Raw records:
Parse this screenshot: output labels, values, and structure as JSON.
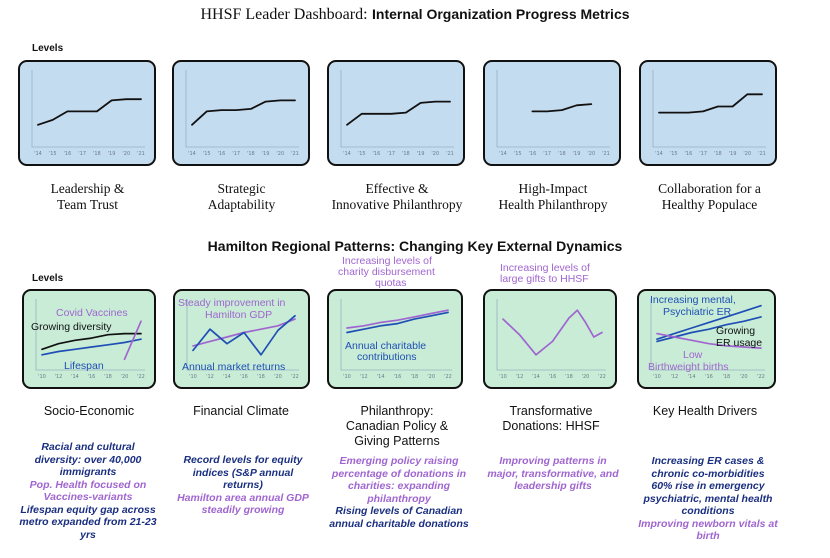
{
  "header": {
    "title_part1": "HHSF Leader Dashboard:",
    "title_part2": "Internal Organization Progress Metrics",
    "levels_label_top": "Levels",
    "section_title": "Hamilton Regional Patterns: Changing Key External Dynamics",
    "levels_label_bottom": "Levels"
  },
  "colors": {
    "top_panel_bg": "#c4dcf0",
    "bottom_panel_bg": "#c8ecd6",
    "black_line": "#111111",
    "blue_line": "#1f4fb5",
    "purple_line": "#a066d0",
    "note_blue": "#1a2f80",
    "note_purple": "#a066d0"
  },
  "top_tick_labels": [
    "'14",
    "'15",
    "'16",
    "'17",
    "'18",
    "'19",
    "'20",
    "'21"
  ],
  "bottom_tick_labels": [
    "'10",
    "'12",
    "'14",
    "'16",
    "'18",
    "'20",
    "'22"
  ],
  "captions_top": [
    {
      "line1": "Leadership &",
      "line2": "Team Trust"
    },
    {
      "line1": "Strategic",
      "line2": "Adaptability"
    },
    {
      "line1": "Effective &",
      "line2": "Innovative Philanthropy"
    },
    {
      "line1": "High-Impact",
      "line2": "Health Philanthropy"
    },
    {
      "line1": "Collaboration for a",
      "line2": "Healthy Populace"
    }
  ],
  "captions_bottom": [
    {
      "lines": [
        "Socio-Economic"
      ]
    },
    {
      "lines": [
        "Financial Climate"
      ]
    },
    {
      "lines": [
        "Philanthropy:",
        "Canadian Policy &",
        "Giving Patterns"
      ]
    },
    {
      "lines": [
        "Transformative",
        "Donations: HHSF"
      ]
    },
    {
      "lines": [
        "Key Health Drivers"
      ]
    }
  ],
  "annotations": {
    "p1_covid": "Covid Vaccines",
    "p1_diversity": "Growing diversity",
    "p1_lifespan": "Lifespan",
    "p2_gdp_1": "Steady improvement in",
    "p2_gdp_2": "Hamilton GDP",
    "p2_market": "Annual market returns",
    "p3_top_1": "Increasing levels of",
    "p3_top_2": "charity disbursement",
    "p3_top_3": "quotas",
    "p3_contrib_1": "Annual charitable",
    "p3_contrib_2": "contributions",
    "p4_top_1": "Increasing levels of",
    "p4_top_2": "large gifts to HHSF",
    "p5_mental_1": "Increasing mental,",
    "p5_mental_2": "Psychiatric ER",
    "p5_er_1": "Growing",
    "p5_er_2": "ER usage",
    "p5_low_1": "Low",
    "p5_low_2": "Birthweight births"
  },
  "notes": [
    {
      "items": [
        {
          "text": "Racial and cultural diversity: over 40,000 immigrants",
          "color": "blue"
        },
        {
          "text": "Pop. Health focused on Vaccines-variants",
          "color": "purple"
        },
        {
          "text": "Lifespan equity gap across metro expanded from 21-23 yrs",
          "color": "blue"
        }
      ]
    },
    {
      "items": [
        {
          "text": "Record levels for equity indices (S&P annual returns)",
          "color": "blue"
        },
        {
          "text": "Hamilton area annual GDP steadily growing",
          "color": "purple"
        }
      ]
    },
    {
      "items": [
        {
          "text": "Emerging policy raising percentage of donations in charities: expanding philanthropy",
          "color": "purple"
        },
        {
          "text": "Rising levels of Canadian annual charitable donations",
          "color": "blue"
        }
      ]
    },
    {
      "items": [
        {
          "text": "Improving patterns in major, transformative, and leadership gifts",
          "color": "purple"
        }
      ]
    },
    {
      "items": [
        {
          "text": "Increasing ER cases & chronic co-morbidities",
          "color": "blue"
        },
        {
          "text": "60% rise in emergency psychiatric, mental health conditions",
          "color": "blue"
        },
        {
          "text": "Improving newborn vitals at birth",
          "color": "purple"
        }
      ]
    }
  ],
  "chart_data": [
    {
      "type": "line",
      "title": "Leadership & Team Trust",
      "x": [
        2014,
        2015,
        2016,
        2017,
        2018,
        2019,
        2020,
        2021
      ],
      "ylim": [
        0,
        6
      ],
      "series": [
        {
          "values": [
            1.5,
            1.9,
            2.6,
            2.6,
            2.6,
            3.5,
            3.6,
            3.6
          ]
        }
      ]
    },
    {
      "type": "line",
      "title": "Strategic Adaptability",
      "x": [
        2014,
        2015,
        2016,
        2017,
        2018,
        2019,
        2020,
        2021
      ],
      "ylim": [
        0,
        6
      ],
      "series": [
        {
          "values": [
            1.5,
            2.6,
            2.7,
            2.7,
            2.8,
            3.4,
            3.5,
            3.5
          ]
        }
      ]
    },
    {
      "type": "line",
      "title": "Effective & Innovative Philanthropy",
      "x": [
        2014,
        2015,
        2016,
        2017,
        2018,
        2019,
        2020,
        2021
      ],
      "ylim": [
        0,
        6
      ],
      "series": [
        {
          "values": [
            1.5,
            2.4,
            2.4,
            2.4,
            2.5,
            3.3,
            3.4,
            3.4
          ]
        }
      ]
    },
    {
      "type": "line",
      "title": "High-Impact Health Philanthropy",
      "x": [
        2016,
        2017,
        2018,
        2019,
        2020
      ],
      "ylim": [
        0,
        6
      ],
      "series": [
        {
          "values": [
            2.6,
            2.6,
            2.7,
            3.1,
            3.2
          ]
        }
      ]
    },
    {
      "type": "line",
      "title": "Collaboration for a Healthy Populace",
      "x": [
        2014,
        2015,
        2016,
        2017,
        2018,
        2019,
        2020,
        2021
      ],
      "ylim": [
        0,
        6
      ],
      "series": [
        {
          "values": [
            2.5,
            2.5,
            2.5,
            2.6,
            3.0,
            3.0,
            4.0,
            4.0
          ]
        }
      ]
    },
    {
      "type": "line",
      "title": "Socio-Economic",
      "x": [
        2010,
        2012,
        2014,
        2016,
        2018,
        2020,
        2022
      ],
      "ylim": [
        0,
        6
      ],
      "series": [
        {
          "name": "Growing diversity",
          "values": [
            1.5,
            2.0,
            2.3,
            2.5,
            2.8,
            2.9,
            2.9
          ]
        },
        {
          "name": "Lifespan",
          "values": [
            1.0,
            1.3,
            1.5,
            1.7,
            1.9,
            2.1,
            2.4
          ]
        },
        {
          "name": "Covid Vaccines",
          "values": [
            null,
            null,
            null,
            null,
            null,
            0.6,
            4.0
          ]
        }
      ]
    },
    {
      "type": "line",
      "title": "Financial Climate",
      "x": [
        2010,
        2012,
        2014,
        2016,
        2018,
        2020,
        2022
      ],
      "ylim": [
        0,
        6
      ],
      "series": [
        {
          "name": "Steady improvement in Hamilton GDP",
          "values": [
            1.8,
            2.2,
            2.6,
            3.0,
            3.3,
            3.6,
            4.2
          ]
        },
        {
          "name": "Annual market returns",
          "values": [
            1.4,
            3.3,
            2.0,
            3.0,
            1.0,
            3.2,
            4.5
          ]
        }
      ]
    },
    {
      "type": "line",
      "title": "Philanthropy: Canadian Policy & Giving Patterns",
      "x": [
        2010,
        2012,
        2014,
        2016,
        2018,
        2020,
        2022
      ],
      "ylim": [
        0,
        6
      ],
      "series": [
        {
          "name": "Increasing levels of charity disbursement quotas",
          "values": [
            3.4,
            3.6,
            3.9,
            4.1,
            4.4,
            4.7,
            5.0
          ]
        },
        {
          "name": "Annual charitable contributions",
          "values": [
            3.0,
            3.3,
            3.6,
            3.8,
            4.2,
            4.5,
            4.8
          ]
        }
      ]
    },
    {
      "type": "line",
      "title": "Transformative Donations: HHSF",
      "x": [
        2010,
        2012,
        2014,
        2016,
        2018,
        2019,
        2020,
        2021,
        2022
      ],
      "ylim": [
        0,
        6
      ],
      "series": [
        {
          "name": "Increasing levels of large gifts to HHSF",
          "values": [
            4.2,
            2.8,
            1.0,
            2.2,
            4.3,
            5.0,
            3.9,
            2.6,
            3.0
          ]
        }
      ]
    },
    {
      "type": "line",
      "title": "Key Health Drivers",
      "x": [
        2010,
        2012,
        2014,
        2016,
        2018,
        2020,
        2022
      ],
      "ylim": [
        0,
        6
      ],
      "series": [
        {
          "name": "Increasing mental, Psychiatric ER",
          "values": [
            2.4,
            2.9,
            3.4,
            3.9,
            4.4,
            4.9,
            5.4
          ]
        },
        {
          "name": "Growing ER usage",
          "values": [
            2.2,
            2.6,
            3.0,
            3.3,
            3.7,
            4.0,
            4.4
          ]
        },
        {
          "name": "Low Birthweight births",
          "values": [
            2.9,
            2.6,
            2.3,
            2.0,
            1.8,
            1.7,
            1.6
          ]
        }
      ]
    }
  ]
}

THE PROBLEM: Each line that holds the word "Strategic" is to be copied.

PROBLEM SOLUTION:
      "line1": "Strategic",
      "title": "Strategic Adaptability",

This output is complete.